Your objective: Only a number is expected: how many lines in the data below contain the word "пришедше".

[Data items]
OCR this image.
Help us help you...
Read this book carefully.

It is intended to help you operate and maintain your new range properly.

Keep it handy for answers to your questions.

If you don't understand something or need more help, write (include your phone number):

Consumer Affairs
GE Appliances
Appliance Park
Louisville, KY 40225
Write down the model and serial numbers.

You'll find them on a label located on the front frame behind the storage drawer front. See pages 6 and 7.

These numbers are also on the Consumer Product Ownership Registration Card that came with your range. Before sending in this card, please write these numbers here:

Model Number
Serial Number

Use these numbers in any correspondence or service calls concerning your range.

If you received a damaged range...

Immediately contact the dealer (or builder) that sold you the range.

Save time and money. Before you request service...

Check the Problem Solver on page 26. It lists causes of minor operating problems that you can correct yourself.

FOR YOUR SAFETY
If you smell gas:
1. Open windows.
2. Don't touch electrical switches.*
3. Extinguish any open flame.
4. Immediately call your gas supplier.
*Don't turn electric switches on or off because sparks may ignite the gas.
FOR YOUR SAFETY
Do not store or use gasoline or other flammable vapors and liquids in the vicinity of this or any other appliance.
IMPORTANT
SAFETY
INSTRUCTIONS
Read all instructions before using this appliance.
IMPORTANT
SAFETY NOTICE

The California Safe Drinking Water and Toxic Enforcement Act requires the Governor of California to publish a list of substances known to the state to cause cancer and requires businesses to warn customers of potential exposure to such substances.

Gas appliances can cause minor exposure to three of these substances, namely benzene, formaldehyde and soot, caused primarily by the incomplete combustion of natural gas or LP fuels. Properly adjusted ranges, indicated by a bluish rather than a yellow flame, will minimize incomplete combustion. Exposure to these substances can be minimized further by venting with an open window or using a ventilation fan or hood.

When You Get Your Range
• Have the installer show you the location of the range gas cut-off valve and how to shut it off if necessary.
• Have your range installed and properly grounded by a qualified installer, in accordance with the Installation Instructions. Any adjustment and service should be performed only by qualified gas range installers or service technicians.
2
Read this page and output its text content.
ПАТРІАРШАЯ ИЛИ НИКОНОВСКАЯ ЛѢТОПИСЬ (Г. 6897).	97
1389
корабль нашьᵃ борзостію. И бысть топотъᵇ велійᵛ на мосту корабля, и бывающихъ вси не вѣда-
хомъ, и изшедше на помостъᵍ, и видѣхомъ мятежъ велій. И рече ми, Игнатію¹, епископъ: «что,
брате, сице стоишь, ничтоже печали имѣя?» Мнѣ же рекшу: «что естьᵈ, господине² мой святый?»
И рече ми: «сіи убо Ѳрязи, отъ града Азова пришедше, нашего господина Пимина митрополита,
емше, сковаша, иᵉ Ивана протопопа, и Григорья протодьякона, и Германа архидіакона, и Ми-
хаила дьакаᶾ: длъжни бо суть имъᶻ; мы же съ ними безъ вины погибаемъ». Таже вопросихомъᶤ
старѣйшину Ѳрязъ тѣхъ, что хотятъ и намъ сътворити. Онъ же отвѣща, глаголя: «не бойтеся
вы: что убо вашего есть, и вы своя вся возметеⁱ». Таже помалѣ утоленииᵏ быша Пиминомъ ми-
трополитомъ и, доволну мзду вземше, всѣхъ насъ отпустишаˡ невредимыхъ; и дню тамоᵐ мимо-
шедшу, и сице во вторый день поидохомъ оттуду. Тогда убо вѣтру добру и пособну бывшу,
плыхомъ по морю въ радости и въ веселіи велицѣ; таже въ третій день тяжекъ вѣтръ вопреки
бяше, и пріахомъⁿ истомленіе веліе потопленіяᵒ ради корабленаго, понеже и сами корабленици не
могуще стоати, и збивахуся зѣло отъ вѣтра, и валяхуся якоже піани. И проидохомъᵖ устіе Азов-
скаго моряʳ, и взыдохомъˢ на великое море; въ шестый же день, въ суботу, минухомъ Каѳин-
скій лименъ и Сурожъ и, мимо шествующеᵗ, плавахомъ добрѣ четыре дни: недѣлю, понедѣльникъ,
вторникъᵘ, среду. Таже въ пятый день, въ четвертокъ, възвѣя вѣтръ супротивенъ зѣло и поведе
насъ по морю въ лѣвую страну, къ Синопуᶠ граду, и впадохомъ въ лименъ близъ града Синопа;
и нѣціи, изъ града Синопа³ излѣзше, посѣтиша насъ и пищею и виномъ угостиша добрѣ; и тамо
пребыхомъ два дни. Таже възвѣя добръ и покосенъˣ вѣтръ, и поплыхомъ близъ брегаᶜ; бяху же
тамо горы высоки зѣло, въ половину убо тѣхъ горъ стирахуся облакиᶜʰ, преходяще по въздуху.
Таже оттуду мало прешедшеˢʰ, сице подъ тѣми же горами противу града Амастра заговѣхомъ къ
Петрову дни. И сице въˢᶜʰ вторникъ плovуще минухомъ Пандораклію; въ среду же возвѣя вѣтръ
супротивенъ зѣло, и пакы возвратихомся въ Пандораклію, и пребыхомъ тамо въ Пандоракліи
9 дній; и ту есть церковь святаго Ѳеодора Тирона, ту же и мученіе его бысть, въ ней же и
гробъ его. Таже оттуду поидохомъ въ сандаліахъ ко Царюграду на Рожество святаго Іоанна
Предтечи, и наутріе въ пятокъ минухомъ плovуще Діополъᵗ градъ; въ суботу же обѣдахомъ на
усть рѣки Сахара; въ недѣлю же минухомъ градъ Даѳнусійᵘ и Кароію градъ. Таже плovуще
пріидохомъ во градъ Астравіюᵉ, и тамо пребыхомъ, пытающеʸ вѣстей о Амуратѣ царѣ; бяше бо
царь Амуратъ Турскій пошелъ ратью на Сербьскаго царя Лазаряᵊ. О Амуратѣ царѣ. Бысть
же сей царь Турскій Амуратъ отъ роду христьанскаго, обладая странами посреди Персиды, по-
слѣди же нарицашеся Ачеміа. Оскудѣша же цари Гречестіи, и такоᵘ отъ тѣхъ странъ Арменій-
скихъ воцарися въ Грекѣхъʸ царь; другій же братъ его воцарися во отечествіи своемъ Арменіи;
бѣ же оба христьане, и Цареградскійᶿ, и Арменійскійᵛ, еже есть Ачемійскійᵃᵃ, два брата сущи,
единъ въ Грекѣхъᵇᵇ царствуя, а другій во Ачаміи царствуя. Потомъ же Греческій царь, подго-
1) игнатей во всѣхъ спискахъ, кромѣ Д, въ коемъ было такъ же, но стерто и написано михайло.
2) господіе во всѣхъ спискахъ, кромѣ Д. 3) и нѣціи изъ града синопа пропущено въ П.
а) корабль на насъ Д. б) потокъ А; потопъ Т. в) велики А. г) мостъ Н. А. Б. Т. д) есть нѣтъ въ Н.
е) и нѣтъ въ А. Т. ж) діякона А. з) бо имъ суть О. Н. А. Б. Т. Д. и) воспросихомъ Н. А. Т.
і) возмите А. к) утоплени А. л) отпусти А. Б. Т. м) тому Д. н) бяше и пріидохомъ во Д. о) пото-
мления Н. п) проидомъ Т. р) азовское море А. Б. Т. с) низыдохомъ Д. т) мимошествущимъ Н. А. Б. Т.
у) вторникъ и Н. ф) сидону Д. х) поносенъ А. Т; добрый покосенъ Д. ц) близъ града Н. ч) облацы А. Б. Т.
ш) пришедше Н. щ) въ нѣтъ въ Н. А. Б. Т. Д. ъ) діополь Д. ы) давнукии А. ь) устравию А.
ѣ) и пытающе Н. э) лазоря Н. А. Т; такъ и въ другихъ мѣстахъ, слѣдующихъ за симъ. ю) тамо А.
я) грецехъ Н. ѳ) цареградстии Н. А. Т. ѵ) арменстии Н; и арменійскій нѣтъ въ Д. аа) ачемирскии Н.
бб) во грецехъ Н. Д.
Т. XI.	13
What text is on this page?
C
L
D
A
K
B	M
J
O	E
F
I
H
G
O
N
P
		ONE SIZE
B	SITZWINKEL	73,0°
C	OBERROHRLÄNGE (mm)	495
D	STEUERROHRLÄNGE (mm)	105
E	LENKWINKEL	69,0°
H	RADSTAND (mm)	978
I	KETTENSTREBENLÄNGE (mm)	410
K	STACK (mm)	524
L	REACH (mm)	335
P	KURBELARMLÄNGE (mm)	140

Answer to this problem: 2